# Task objective:
Starting at the line that holds "Parse this screenshot: output", set down each line through the end of the listing, exactly as written and with nothing added.

▼

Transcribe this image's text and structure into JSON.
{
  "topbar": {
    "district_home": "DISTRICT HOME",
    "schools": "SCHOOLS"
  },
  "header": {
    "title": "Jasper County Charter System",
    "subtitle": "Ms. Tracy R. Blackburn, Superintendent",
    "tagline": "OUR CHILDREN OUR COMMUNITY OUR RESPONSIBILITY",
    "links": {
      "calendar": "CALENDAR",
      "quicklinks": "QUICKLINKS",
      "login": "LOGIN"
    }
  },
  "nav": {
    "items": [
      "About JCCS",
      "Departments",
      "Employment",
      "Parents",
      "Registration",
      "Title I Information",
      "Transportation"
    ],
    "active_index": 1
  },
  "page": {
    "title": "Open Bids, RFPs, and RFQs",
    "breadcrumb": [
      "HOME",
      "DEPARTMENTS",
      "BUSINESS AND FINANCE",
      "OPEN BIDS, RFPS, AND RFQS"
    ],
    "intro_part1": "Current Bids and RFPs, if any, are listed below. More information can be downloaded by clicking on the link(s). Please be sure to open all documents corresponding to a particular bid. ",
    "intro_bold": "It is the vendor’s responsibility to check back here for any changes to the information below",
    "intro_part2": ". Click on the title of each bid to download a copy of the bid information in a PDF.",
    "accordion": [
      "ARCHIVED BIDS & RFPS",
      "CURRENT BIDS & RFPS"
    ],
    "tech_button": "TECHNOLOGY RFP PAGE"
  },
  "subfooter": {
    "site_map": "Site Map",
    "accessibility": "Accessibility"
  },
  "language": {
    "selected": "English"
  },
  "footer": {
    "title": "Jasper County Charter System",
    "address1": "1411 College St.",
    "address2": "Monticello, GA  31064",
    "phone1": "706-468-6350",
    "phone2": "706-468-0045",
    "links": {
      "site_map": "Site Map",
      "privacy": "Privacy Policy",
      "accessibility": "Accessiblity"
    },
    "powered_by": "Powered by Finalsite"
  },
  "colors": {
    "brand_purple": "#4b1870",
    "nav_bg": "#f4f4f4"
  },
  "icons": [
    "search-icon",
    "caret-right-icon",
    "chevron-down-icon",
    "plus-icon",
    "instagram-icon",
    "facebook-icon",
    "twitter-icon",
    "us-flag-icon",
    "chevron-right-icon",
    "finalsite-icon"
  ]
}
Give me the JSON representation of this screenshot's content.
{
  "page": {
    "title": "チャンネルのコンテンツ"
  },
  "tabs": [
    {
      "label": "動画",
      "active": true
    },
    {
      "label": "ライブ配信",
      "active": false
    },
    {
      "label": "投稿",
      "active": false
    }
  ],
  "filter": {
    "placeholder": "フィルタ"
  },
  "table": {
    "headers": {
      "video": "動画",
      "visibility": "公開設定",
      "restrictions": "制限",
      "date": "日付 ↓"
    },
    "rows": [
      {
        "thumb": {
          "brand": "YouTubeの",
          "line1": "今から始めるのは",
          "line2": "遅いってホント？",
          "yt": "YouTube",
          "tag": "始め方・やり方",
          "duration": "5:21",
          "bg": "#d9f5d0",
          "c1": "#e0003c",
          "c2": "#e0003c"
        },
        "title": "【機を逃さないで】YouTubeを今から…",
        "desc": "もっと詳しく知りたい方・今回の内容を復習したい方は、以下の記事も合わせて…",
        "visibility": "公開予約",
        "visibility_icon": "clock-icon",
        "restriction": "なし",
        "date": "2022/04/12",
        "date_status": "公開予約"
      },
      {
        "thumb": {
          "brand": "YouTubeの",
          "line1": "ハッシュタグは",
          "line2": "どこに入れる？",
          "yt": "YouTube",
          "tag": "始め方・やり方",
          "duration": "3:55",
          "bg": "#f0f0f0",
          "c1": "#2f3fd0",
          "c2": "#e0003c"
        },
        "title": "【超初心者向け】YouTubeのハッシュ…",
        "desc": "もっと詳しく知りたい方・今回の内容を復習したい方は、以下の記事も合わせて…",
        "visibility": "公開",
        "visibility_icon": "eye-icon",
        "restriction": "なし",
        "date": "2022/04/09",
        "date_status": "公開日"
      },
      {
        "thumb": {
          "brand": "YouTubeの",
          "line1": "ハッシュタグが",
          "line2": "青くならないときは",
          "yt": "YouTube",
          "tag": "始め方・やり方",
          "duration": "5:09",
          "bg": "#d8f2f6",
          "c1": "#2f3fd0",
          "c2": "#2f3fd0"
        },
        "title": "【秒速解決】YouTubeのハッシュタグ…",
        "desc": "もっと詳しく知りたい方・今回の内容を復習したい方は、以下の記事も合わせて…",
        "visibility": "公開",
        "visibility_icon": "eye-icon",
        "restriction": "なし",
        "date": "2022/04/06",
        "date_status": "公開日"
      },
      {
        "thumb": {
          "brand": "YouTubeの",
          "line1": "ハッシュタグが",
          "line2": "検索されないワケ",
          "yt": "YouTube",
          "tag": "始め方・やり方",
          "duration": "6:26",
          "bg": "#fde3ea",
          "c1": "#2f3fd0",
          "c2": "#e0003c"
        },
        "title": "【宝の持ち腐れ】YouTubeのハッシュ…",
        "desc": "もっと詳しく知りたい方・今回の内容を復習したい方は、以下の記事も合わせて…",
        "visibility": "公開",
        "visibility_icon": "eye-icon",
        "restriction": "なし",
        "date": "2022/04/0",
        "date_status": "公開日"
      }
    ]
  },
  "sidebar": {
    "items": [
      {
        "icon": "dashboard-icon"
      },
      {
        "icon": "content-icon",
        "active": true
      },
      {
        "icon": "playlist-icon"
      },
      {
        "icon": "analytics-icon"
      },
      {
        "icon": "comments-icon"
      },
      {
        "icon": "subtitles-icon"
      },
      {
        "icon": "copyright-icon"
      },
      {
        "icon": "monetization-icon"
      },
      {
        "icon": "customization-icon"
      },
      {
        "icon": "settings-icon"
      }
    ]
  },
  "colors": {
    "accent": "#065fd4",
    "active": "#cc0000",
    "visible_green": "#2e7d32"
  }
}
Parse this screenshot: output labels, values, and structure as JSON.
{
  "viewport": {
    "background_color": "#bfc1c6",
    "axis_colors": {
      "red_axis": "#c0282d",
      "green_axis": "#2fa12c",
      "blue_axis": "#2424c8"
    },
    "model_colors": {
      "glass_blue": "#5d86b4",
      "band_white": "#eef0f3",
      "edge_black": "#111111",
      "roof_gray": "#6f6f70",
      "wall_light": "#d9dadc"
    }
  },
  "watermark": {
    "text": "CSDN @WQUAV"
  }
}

▲

# Final answer:
Parse this screenshot: output labels, values, and structure as JSON.
{
  "viewport": {
    "background_color": "#bfc1c6",
    "axis_colors": {
      "red_axis": "#c0282d",
      "green_axis": "#2fa12c",
      "blue_axis": "#2424c8"
    },
    "model_colors": {
      "glass_blue": "#5d86b4",
      "band_white": "#eef0f3",
      "edge_black": "#111111",
      "roof_gray": "#6f6f70",
      "wall_light": "#d9dadc"
    }
  },
  "watermark": {
    "text": "CSDN @WQUAV"
  }
}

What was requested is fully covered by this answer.